*TASK DIRECTIONS*
Entries follow. Set all of them down as they stand.

[Records about charts and figures]
________

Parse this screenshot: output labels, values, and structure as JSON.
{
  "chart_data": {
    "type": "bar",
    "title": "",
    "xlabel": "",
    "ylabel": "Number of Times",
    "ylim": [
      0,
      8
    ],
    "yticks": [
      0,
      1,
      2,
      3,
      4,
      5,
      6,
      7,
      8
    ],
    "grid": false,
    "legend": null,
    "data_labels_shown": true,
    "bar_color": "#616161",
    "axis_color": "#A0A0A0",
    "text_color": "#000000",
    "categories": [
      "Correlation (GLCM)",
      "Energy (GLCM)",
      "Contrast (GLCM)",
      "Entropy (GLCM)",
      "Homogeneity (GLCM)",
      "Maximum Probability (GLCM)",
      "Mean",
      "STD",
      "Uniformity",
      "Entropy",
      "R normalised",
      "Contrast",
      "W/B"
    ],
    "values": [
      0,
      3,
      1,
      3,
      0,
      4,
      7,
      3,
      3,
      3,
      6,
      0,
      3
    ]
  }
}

________

*RESULT FOR THIS TASK*
Parse this screenshot: output labels, values, and structure as JSON.
{
  "chart_data": {
    "type": "bar",
    "title": "",
    "xlabel": "",
    "ylabel": "Number of Times",
    "ylim": [
      0,
      8
    ],
    "yticks": [
      0,
      1,
      2,
      3,
      4,
      5,
      6,
      7,
      8
    ],
    "grid": false,
    "legend": null,
    "data_labels_shown": true,
    "bar_color": "#616161",
    "axis_color": "#A0A0A0",
    "text_color": "#000000",
    "categories": [
      "Correlation (GLCM)",
      "Energy (GLCM)",
      "Contrast (GLCM)",
      "Entropy (GLCM)",
      "Homogeneity (GLCM)",
      "Maximum Probability (GLCM)",
      "Mean",
      "STD",
      "Uniformity",
      "Entropy",
      "R normalised",
      "Contrast",
      "W/B"
    ],
    "values": [
      0,
      3,
      1,
      3,
      0,
      4,
      7,
      3,
      3,
      3,
      6,
      0,
      3
    ]
  }
}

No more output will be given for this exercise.